Given request
Read through the data and report every line in which the word "lines" occurs.

****************************************

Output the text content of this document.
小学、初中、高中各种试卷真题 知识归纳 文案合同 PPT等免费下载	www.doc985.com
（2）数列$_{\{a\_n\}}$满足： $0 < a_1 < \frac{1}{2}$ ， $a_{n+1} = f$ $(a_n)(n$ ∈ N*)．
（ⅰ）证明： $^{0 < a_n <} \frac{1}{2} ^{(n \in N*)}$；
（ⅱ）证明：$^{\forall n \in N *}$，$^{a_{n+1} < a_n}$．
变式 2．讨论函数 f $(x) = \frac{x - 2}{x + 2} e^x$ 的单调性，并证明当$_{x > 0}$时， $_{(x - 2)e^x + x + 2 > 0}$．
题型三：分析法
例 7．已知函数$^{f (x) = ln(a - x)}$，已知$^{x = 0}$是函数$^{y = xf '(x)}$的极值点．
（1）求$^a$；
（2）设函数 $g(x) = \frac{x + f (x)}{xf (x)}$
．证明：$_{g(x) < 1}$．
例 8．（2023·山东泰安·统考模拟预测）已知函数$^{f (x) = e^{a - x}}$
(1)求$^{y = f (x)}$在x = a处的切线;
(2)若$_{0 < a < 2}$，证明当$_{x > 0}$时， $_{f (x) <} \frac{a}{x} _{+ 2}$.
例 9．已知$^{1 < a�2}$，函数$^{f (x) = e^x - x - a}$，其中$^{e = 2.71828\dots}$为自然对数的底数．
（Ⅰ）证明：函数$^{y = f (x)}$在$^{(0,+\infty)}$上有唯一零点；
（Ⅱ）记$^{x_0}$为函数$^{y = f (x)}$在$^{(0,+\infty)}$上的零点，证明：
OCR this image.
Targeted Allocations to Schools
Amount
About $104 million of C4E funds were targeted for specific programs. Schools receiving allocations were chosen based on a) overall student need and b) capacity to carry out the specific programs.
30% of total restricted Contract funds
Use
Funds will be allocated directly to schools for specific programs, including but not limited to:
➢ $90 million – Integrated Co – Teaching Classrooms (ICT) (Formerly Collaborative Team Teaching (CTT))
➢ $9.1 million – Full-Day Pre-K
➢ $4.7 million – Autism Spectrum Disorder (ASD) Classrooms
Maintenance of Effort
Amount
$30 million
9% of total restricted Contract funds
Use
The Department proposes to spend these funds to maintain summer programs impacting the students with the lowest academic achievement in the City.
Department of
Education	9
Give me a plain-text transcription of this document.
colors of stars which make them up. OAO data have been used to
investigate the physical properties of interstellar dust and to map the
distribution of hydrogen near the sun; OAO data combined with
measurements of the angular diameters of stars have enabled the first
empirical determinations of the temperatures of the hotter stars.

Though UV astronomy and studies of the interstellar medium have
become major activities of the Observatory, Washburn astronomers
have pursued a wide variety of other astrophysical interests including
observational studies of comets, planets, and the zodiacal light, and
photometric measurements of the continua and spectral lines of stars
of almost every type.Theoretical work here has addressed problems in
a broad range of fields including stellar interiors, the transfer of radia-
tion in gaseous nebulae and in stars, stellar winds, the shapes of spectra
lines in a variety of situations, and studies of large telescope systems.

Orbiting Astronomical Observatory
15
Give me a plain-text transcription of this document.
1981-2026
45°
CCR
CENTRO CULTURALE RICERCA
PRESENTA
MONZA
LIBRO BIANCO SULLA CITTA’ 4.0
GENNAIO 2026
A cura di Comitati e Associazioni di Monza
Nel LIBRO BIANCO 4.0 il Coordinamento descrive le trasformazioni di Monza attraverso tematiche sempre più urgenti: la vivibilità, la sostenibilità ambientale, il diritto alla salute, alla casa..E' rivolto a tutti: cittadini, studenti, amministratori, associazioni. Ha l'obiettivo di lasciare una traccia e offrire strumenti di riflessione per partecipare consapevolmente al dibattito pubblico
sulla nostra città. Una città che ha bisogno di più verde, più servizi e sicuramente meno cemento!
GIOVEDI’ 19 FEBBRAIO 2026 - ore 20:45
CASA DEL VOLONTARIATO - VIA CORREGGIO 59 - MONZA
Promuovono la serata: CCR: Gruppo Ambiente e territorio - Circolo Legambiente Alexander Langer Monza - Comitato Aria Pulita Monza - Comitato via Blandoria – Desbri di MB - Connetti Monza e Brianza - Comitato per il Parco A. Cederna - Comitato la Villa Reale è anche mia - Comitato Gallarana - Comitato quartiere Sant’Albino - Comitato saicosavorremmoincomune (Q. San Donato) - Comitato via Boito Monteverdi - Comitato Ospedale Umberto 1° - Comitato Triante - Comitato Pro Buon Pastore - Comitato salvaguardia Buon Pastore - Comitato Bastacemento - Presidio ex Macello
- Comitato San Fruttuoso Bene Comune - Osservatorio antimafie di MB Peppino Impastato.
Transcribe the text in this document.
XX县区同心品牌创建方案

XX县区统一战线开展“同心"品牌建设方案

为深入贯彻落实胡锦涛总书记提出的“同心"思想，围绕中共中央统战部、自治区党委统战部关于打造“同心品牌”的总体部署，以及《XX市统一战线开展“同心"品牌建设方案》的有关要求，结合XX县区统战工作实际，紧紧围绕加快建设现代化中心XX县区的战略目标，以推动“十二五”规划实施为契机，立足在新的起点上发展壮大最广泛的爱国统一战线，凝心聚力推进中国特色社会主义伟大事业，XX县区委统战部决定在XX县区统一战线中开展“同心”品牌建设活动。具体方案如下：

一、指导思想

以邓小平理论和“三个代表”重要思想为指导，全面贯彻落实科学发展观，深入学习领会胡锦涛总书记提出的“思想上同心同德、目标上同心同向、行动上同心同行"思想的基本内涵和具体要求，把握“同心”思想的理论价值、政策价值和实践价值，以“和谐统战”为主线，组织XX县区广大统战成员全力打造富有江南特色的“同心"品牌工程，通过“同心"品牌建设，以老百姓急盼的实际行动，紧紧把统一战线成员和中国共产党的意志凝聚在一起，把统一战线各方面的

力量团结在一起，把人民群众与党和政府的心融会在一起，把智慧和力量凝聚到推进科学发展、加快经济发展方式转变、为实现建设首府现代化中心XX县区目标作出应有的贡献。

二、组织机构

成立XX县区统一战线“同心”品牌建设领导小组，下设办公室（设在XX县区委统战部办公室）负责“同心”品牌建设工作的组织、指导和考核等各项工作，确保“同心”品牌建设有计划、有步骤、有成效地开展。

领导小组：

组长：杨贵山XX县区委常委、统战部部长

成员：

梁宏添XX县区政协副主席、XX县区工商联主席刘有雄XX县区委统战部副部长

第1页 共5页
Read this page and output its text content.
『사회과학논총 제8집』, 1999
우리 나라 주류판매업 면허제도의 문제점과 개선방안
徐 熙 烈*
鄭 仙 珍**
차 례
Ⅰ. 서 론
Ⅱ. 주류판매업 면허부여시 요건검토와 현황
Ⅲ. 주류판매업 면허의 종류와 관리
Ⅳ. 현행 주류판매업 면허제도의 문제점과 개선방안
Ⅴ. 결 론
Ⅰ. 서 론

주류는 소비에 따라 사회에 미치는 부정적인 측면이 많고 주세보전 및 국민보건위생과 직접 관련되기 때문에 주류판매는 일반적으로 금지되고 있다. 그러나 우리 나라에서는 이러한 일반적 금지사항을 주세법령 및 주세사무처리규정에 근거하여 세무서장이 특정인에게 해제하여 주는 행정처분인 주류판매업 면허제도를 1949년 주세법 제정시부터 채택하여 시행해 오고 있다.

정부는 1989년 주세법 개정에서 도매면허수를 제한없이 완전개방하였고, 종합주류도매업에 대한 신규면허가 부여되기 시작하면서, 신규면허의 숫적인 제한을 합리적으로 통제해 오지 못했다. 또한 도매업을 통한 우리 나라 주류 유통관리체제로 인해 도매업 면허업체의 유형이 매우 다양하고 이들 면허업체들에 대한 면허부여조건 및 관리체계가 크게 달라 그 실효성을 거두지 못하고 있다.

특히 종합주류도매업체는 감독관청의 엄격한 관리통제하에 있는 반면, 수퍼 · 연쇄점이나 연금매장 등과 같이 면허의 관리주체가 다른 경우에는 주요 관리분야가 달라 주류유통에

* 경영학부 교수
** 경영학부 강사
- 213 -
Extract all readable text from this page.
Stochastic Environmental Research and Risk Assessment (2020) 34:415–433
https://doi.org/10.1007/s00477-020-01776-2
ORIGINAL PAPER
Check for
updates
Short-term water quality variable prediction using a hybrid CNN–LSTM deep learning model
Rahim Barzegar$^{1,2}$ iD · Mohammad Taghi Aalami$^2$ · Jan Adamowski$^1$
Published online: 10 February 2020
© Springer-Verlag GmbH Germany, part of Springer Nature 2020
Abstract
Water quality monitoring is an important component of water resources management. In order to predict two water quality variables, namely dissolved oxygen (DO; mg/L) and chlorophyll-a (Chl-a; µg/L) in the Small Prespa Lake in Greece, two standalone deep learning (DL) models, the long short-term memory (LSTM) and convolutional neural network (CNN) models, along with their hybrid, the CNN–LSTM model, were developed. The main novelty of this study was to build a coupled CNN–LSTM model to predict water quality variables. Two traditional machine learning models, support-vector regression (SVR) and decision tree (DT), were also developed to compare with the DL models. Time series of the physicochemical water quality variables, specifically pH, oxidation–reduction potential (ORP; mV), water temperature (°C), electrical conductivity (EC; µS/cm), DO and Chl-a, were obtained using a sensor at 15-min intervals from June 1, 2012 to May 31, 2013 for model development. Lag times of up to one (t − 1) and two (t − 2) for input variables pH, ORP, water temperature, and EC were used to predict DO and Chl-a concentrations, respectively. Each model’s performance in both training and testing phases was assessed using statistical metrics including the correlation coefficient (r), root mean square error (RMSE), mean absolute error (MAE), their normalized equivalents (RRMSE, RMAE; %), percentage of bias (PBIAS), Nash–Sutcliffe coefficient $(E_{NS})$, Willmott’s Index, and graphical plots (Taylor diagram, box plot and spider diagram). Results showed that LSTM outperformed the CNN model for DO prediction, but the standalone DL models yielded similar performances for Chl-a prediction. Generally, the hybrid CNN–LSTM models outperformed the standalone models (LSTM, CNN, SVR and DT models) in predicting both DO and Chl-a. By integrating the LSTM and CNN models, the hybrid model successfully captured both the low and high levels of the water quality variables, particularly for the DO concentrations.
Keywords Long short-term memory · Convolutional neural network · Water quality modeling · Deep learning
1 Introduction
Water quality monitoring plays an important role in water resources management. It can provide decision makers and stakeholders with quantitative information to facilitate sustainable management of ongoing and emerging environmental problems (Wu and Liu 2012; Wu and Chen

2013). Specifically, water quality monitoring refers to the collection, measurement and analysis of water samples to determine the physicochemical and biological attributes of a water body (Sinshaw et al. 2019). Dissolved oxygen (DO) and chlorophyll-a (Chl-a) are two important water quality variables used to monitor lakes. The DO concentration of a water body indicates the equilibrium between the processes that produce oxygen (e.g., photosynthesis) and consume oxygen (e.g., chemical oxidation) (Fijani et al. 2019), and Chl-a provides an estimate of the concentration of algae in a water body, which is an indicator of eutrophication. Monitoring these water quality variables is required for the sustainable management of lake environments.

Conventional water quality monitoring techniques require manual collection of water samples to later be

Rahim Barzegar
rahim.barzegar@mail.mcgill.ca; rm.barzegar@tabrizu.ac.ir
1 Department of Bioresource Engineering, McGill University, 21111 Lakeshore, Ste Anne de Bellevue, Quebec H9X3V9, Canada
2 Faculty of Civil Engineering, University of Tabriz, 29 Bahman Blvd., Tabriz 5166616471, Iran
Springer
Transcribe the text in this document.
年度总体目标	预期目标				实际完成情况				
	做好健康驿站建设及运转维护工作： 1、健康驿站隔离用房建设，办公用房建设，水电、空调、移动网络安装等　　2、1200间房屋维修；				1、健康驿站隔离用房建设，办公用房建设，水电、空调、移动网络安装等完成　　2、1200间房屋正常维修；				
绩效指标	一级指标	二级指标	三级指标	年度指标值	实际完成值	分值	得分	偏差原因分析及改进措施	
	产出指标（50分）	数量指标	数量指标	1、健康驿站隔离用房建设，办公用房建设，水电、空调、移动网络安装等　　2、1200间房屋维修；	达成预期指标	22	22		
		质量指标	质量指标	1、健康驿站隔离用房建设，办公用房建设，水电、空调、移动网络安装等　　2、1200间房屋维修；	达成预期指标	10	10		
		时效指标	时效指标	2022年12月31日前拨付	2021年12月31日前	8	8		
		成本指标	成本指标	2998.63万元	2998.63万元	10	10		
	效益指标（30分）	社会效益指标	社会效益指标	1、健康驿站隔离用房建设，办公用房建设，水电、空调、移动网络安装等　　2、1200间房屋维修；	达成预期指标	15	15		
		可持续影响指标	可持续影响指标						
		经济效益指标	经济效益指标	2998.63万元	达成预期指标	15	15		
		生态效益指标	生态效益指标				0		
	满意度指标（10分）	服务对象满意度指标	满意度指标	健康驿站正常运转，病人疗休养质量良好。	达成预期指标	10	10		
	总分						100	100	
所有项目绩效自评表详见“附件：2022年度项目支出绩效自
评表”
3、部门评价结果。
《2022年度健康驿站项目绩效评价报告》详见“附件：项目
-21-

****************************************

Result of this task
photometric measurements of the continua and spectral lines of stars
lines in a variety of situations, and studies of large telescope systems.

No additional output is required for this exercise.